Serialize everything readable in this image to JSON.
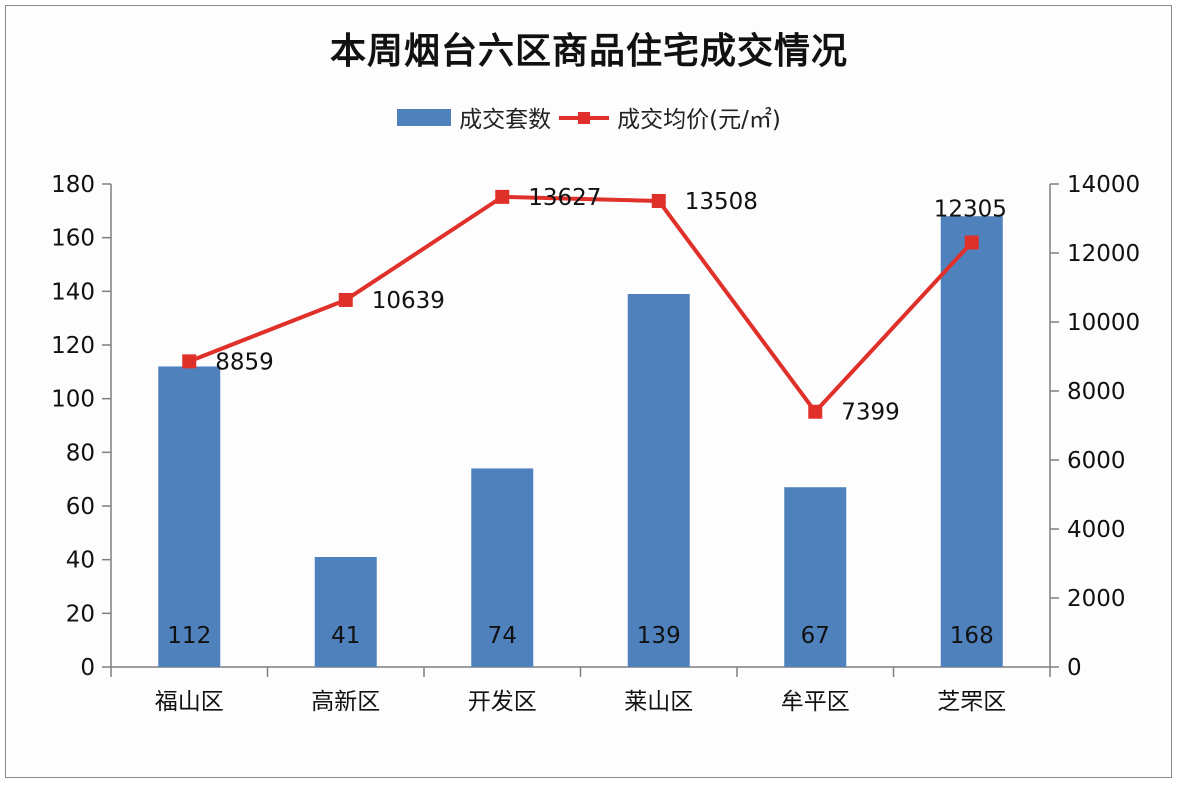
{
  "chart_data": {
    "type": "bar+line",
    "title": "本周烟台六区商品住宅成交情况",
    "categories": [
      "福山区",
      "高新区",
      "开发区",
      "莱山区",
      "牟平区",
      "芝罘区"
    ],
    "series": [
      {
        "name": "成交套数",
        "type": "bar",
        "axis": "left",
        "color": "#4f81bd",
        "values": [
          112,
          41,
          74,
          139,
          67,
          168
        ]
      },
      {
        "name": "成交均价(元/㎡)",
        "type": "line",
        "axis": "right",
        "color": "#e0302a",
        "values": [
          8859,
          10639,
          13627,
          13508,
          7399,
          12305
        ]
      }
    ],
    "left_axis": {
      "min": 0,
      "max": 180,
      "step": 20,
      "ticks": [
        0,
        20,
        40,
        60,
        80,
        100,
        120,
        140,
        160,
        180
      ]
    },
    "right_axis": {
      "min": 0,
      "max": 14000,
      "step": 2000,
      "ticks": [
        0,
        2000,
        4000,
        6000,
        8000,
        10000,
        12000,
        14000
      ]
    },
    "legend_position": "top",
    "grid": false
  },
  "title": "本周烟台六区商品住宅成交情况",
  "legend": {
    "bar": "成交套数",
    "line": "成交均价(元/㎡)"
  }
}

□ □ □ □ □ □ □

■ **Work required**
All of the data needs repeating exactly, but the pictures do not.

■ **Written response**
Serialize everything readable in this image to JSON.
{
  "chart_data": {
    "type": "bar+line",
    "title": "本周烟台六区商品住宅成交情况",
    "categories": [
      "福山区",
      "高新区",
      "开发区",
      "莱山区",
      "牟平区",
      "芝罘区"
    ],
    "series": [
      {
        "name": "成交套数",
        "type": "bar",
        "axis": "left",
        "color": "#4f81bd",
        "values": [
          112,
          41,
          74,
          139,
          67,
          168
        ]
      },
      {
        "name": "成交均价(元/㎡)",
        "type": "line",
        "axis": "right",
        "color": "#e0302a",
        "values": [
          8859,
          10639,
          13627,
          13508,
          7399,
          12305
        ]
      }
    ],
    "left_axis": {
      "min": 0,
      "max": 180,
      "step": 20,
      "ticks": [
        0,
        20,
        40,
        60,
        80,
        100,
        120,
        140,
        160,
        180
      ]
    },
    "right_axis": {
      "min": 0,
      "max": 14000,
      "step": 2000,
      "ticks": [
        0,
        2000,
        4000,
        6000,
        8000,
        10000,
        12000,
        14000
      ]
    },
    "legend_position": "top",
    "grid": false
  },
  "title": "本周烟台六区商品住宅成交情况",
  "legend": {
    "bar": "成交套数",
    "line": "成交均价(元/㎡)"
  }
}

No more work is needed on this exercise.